### Written task
Write out each line that follows exactly as it stands, without the pictures.

:: Records to process ::

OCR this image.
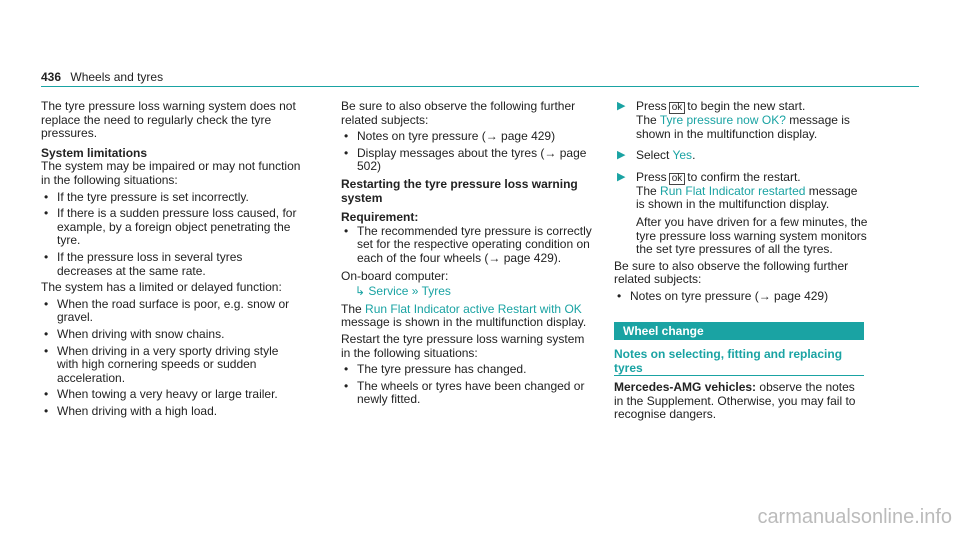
436 Wheels and tyres

The tyre pressure loss warning system does not replace the need to regularly check the tyre pressures.

System limitations

The system may be impaired or may not function in the following situations:

• If the tyre pressure is set incorrectly.
• If there is a sudden pressure loss caused, for example, by a foreign object penetrating the tyre.
• If the pressure loss in several tyres decreases at the same rate.

The system has a limited or delayed function:

• When the road surface is poor, e.g. snow or gravel.
• When driving with snow chains.
• When driving in a very sporty driving style with high cornering speeds or sudden acceleration.
• When towing a very heavy or large trailer.
• When driving with a high load.

Be sure to also observe the following further related subjects:

• Notes on tyre pressure (→ page 429)
• Display messages about the tyres (→ page 502)

Restarting the tyre pressure loss warning system

Requirement:

• The recommended tyre pressure is correctly set for the respective operating condition on each of the four wheels (→ page 429).

On-board computer:

↳ Service » Tyres

The Run Flat Indicator active Restart with OK message is shown in the multifunction display.

Restart the tyre pressure loss warning system in the following situations:

• The tyre pressure has changed.
• The wheels or tyres have been changed or newly fitted.
▶ Press ok to begin the new start.
The Tyre pressure now OK? message is shown in the multifunction display.
▶ Select Yes.
▶ Press ok to confirm the restart.
The Run Flat Indicator restarted message is shown in the multifunction display.
After you have driven for a few minutes, the tyre pressure loss warning system monitors the set tyre pressures of all the tyres.

Be sure to also observe the following further related subjects:

• Notes on tyre pressure (→ page 429)
Wheel change
Notes on selecting, fitting and replacing tyres
Mercedes-AMG vehicles: observe the notes in the Supplement. Otherwise, you may fail to recognise dangers.
carmanualsonline.info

:::

### Solution for this problem
OCR this image.
436 Wheels and tyres

The tyre pressure loss warning system does not replace the need to regularly check the tyre pressures.

System limitations

The system may be impaired or may not function in the following situations:

• If the tyre pressure is set incorrectly.
• If there is a sudden pressure loss caused, for example, by a foreign object penetrating the tyre.
• If the pressure loss in several tyres decreases at the same rate.

The system has a limited or delayed function:

• When the road surface is poor, e.g. snow or gravel.
• When driving with snow chains.
• When driving in a very sporty driving style with high cornering speeds or sudden acceleration.
• When towing a very heavy or large trailer.
• When driving with a high load.

Be sure to also observe the following further related subjects:

• Notes on tyre pressure (→ page 429)
• Display messages about the tyres (→ page 502)

Restarting the tyre pressure loss warning system

Requirement:

• The recommended tyre pressure is correctly set for the respective operating condition on each of the four wheels (→ page 429).

On-board computer:

↳ Service » Tyres

The Run Flat Indicator active Restart with OK message is shown in the multifunction display.

Restart the tyre pressure loss warning system in the following situations:

• The tyre pressure has changed.
• The wheels or tyres have been changed or newly fitted.
▶ Press ok to begin the new start.
The Tyre pressure now OK? message is shown in the multifunction display.
▶ Select Yes.
▶ Press ok to confirm the restart.
The Run Flat Indicator restarted message is shown in the multifunction display.
After you have driven for a few minutes, the tyre pressure loss warning system monitors the set tyre pressures of all the tyres.

Be sure to also observe the following further related subjects:

• Notes on tyre pressure (→ page 429)
Wheel change
Notes on selecting, fitting and replacing tyres
Mercedes-AMG vehicles: observe the notes in the Supplement. Otherwise, you may fail to recognise dangers.
carmanualsonline.info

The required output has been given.